» What to work on: Restate the data below word for word. Skip any images it contains.

___ Data supplied

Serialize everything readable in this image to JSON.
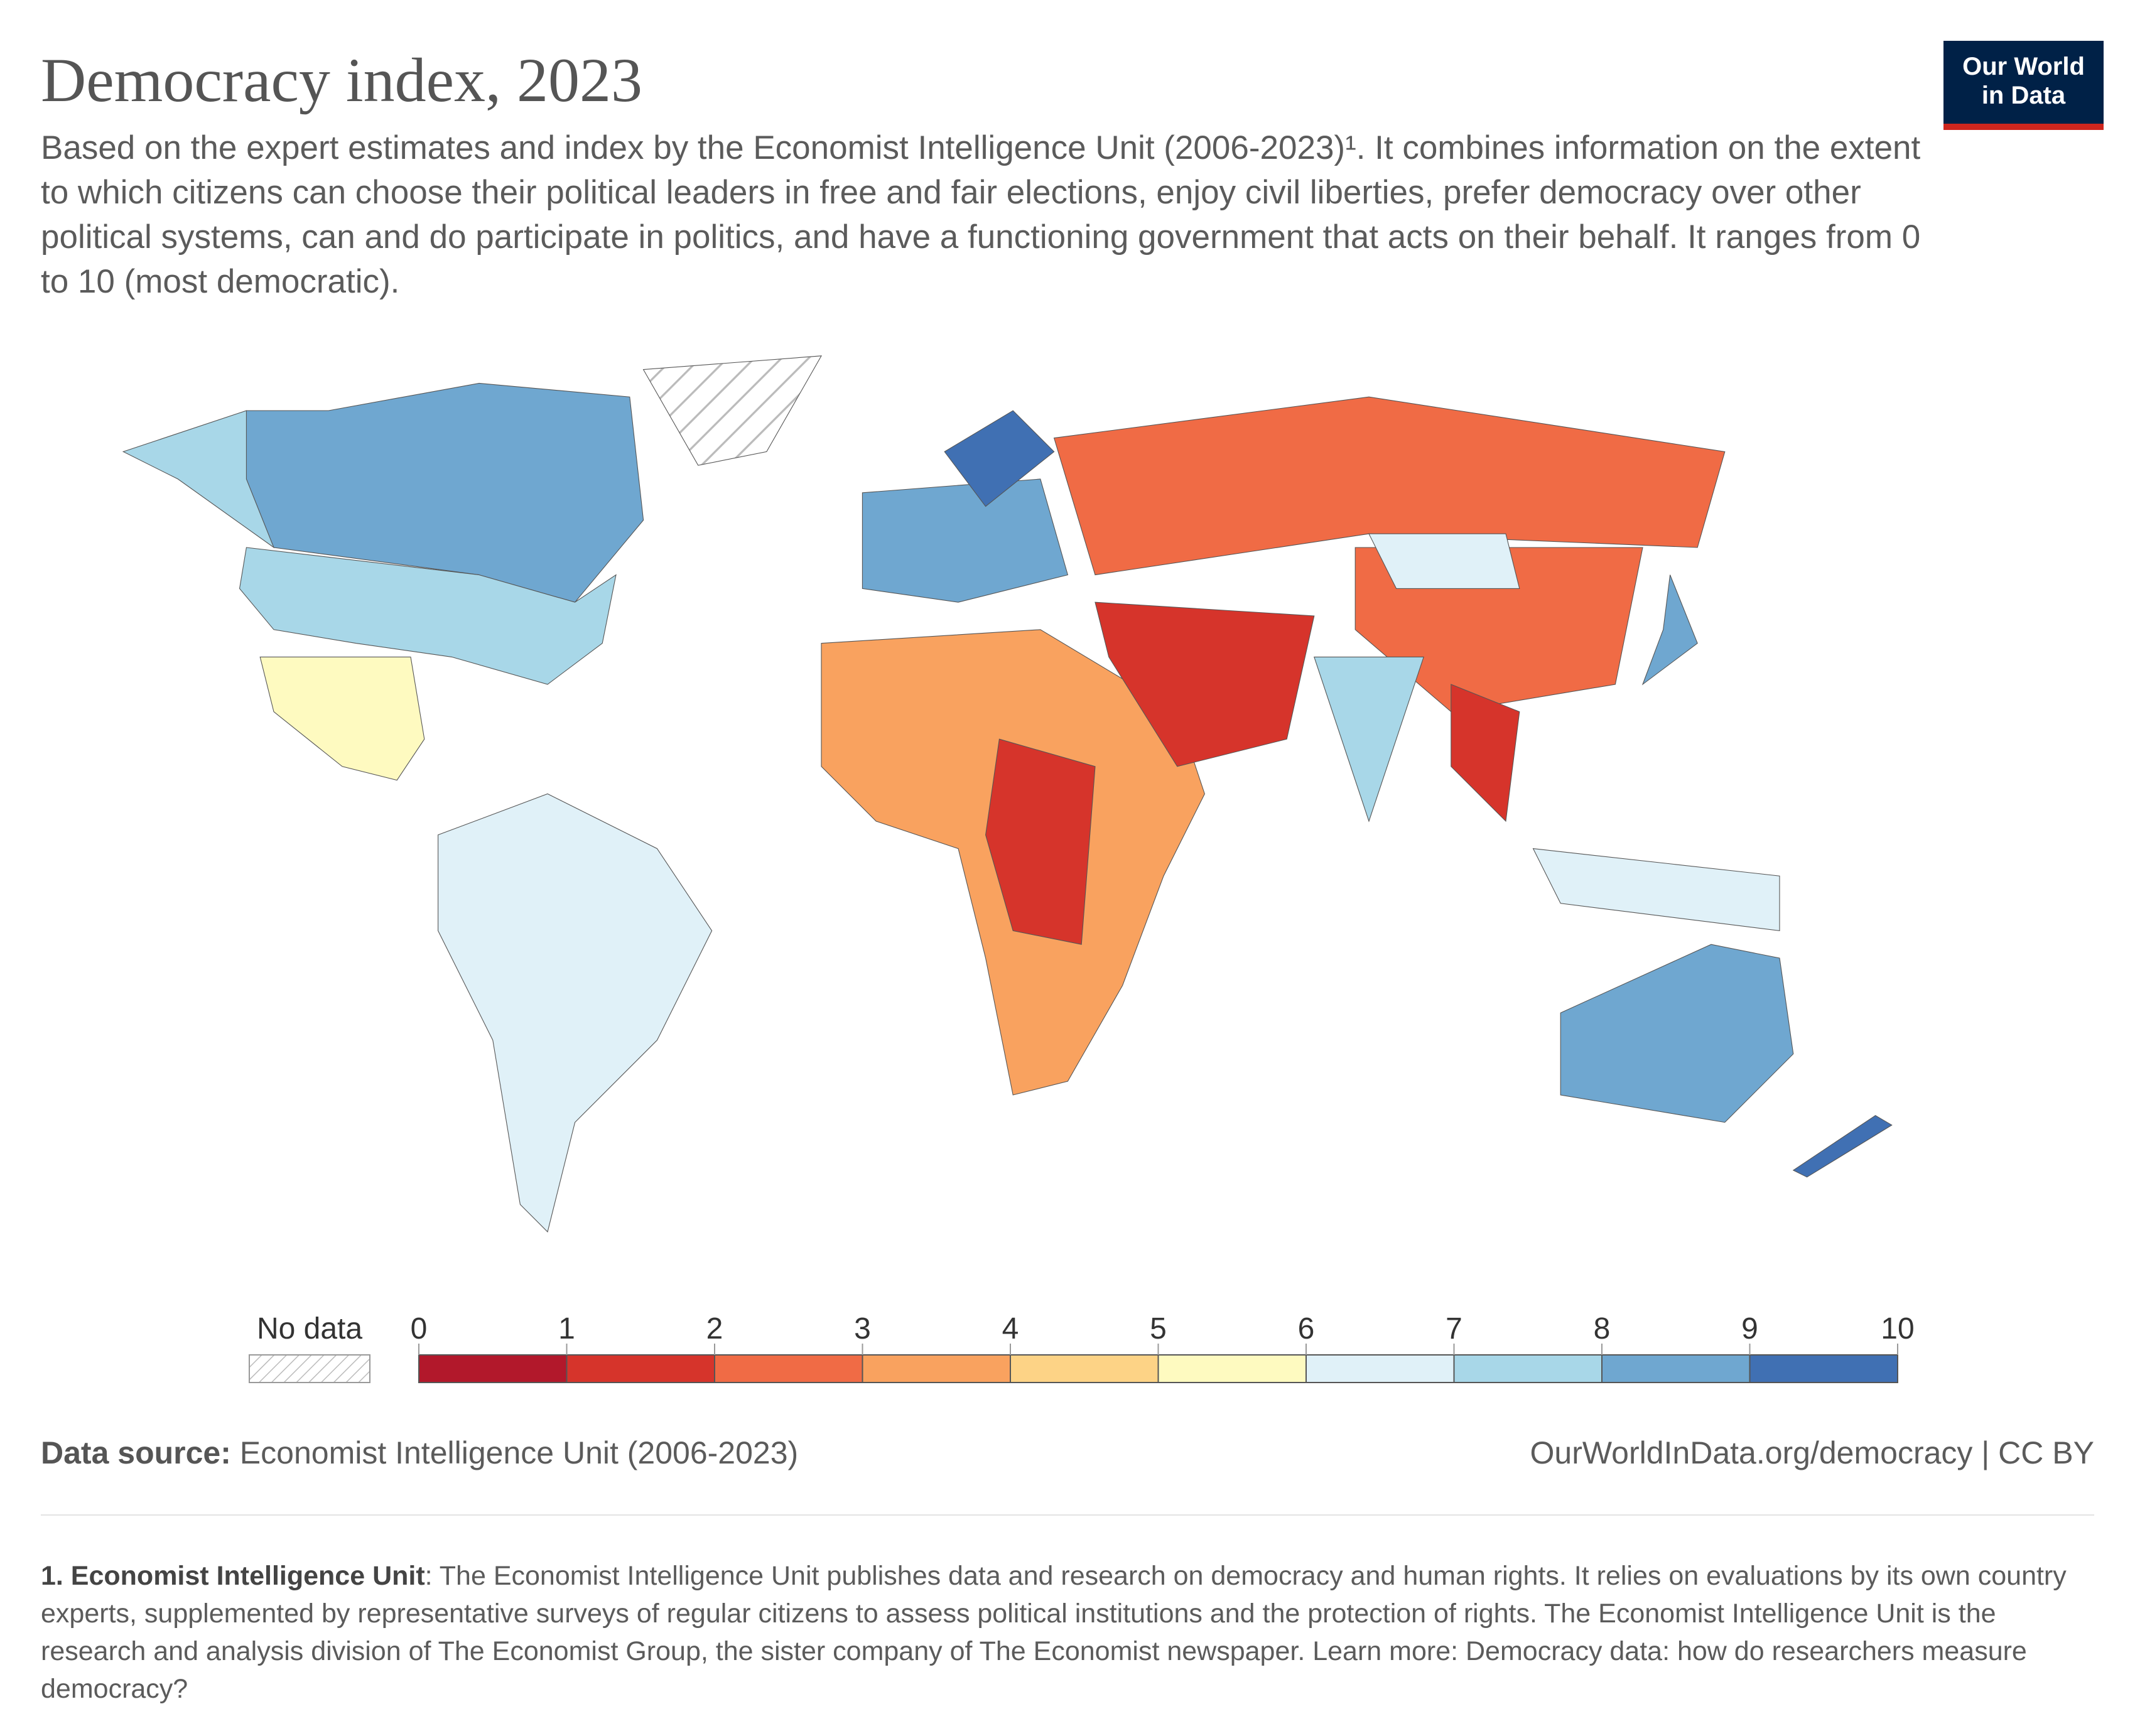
{
  "chart_data": {
    "type": "map",
    "title": "Democracy index, 2023",
    "subtitle": "Based on the expert estimates and index by the Economist Intelligence Unit (2006-2023)¹. It combines information on the extent to which citizens can choose their political leaders in free and fair elections, enjoy civil liberties, prefer democracy over other political systems, can and do participate in politics, and have a functioning government that acts on their behalf. It ranges from 0 to 10 (most democratic).",
    "logo": [
      "Our World",
      "in Data"
    ],
    "legend": {
      "no_data": "No data",
      "lim": [
        0,
        10
      ],
      "bins": [
        0,
        1,
        2,
        3,
        4,
        5,
        6,
        7,
        8,
        9,
        10
      ],
      "colors": [
        "#b2182b",
        "#d6342b",
        "#f06b45",
        "#f9a25f",
        "#fdd386",
        "#fefac0",
        "#e0f1f8",
        "#a8d7e8",
        "#6fa7d0",
        "#4070b3"
      ]
    },
    "source_label": "Data source:",
    "source": "Economist Intelligence Unit (2006-2023)",
    "url": "OurWorldInData.org/democracy | CC BY",
    "footnote_title": "1. Economist Intelligence Unit",
    "footnote": ": The Economist Intelligence Unit publishes data and research on democracy and human rights. It relies on evaluations by its own country experts, supplemented by representative surveys of regular citizens to assess political institutions and the protection of rights. The Economist Intelligence Unit is the research and analysis division of The Economist Group, the sister company of The Economist newspaper. Learn more: Democracy data: how do researchers measure democracy?"
  }
}
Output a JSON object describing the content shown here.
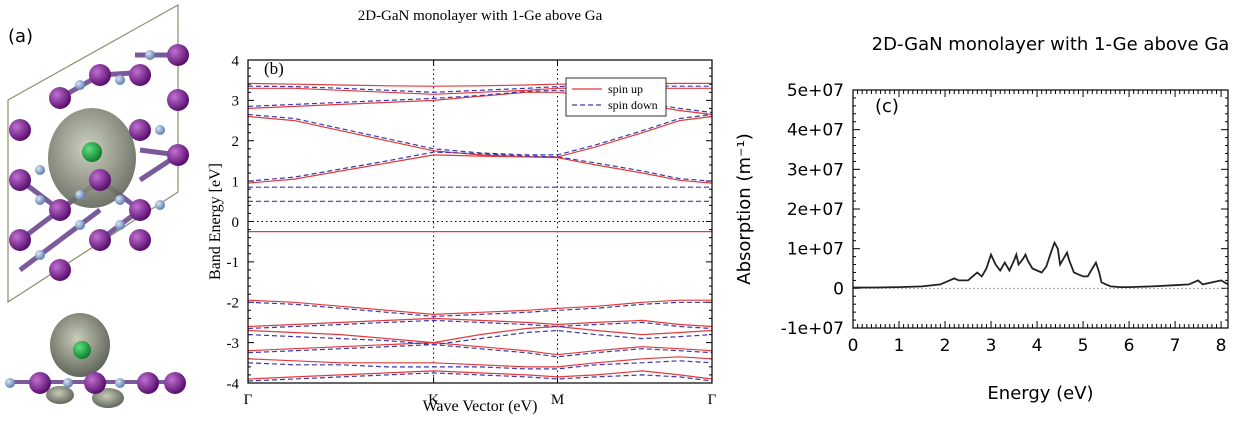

______

» The result:
Serialize everything readable in this image to JSON.
{
  "chart_data": {
    "type": "map",
    "title": "Democracy index, 2023",
    "subtitle": "Based on the expert estimates and index by the Economist Intelligence Unit (2006-2023)¹. It combines information on the extent to which citizens can choose their political leaders in free and fair elections, enjoy civil liberties, prefer democracy over other political systems, can and do participate in politics, and have a functioning government that acts on their behalf. It ranges from 0 to 10 (most democratic).",
    "logo": [
      "Our World",
      "in Data"
    ],
    "legend": {
      "no_data": "No data",
      "lim": [
        0,
        10
      ],
      "bins": [
        0,
        1,
        2,
        3,
        4,
        5,
        6,
        7,
        8,
        9,
        10
      ],
      "colors": [
        "#b2182b",
        "#d6342b",
        "#f06b45",
        "#f9a25f",
        "#fdd386",
        "#fefac0",
        "#e0f1f8",
        "#a8d7e8",
        "#6fa7d0",
        "#4070b3"
      ]
    },
    "source_label": "Data source:",
    "source": "Economist Intelligence Unit (2006-2023)",
    "url": "OurWorldInData.org/democracy | CC BY",
    "footnote_title": "1. Economist Intelligence Unit",
    "footnote": ": The Economist Intelligence Unit publishes data and research on democracy and human rights. It relies on evaluations by its own country experts, supplemented by representative surveys of regular citizens to assess political institutions and the protection of rights. The Economist Intelligence Unit is the research and analysis division of The Economist Group, the sister company of The Economist newspaper. Learn more: Democracy data: how do researchers measure democracy?"
  }
}
Output a JSON object describing the content shown here.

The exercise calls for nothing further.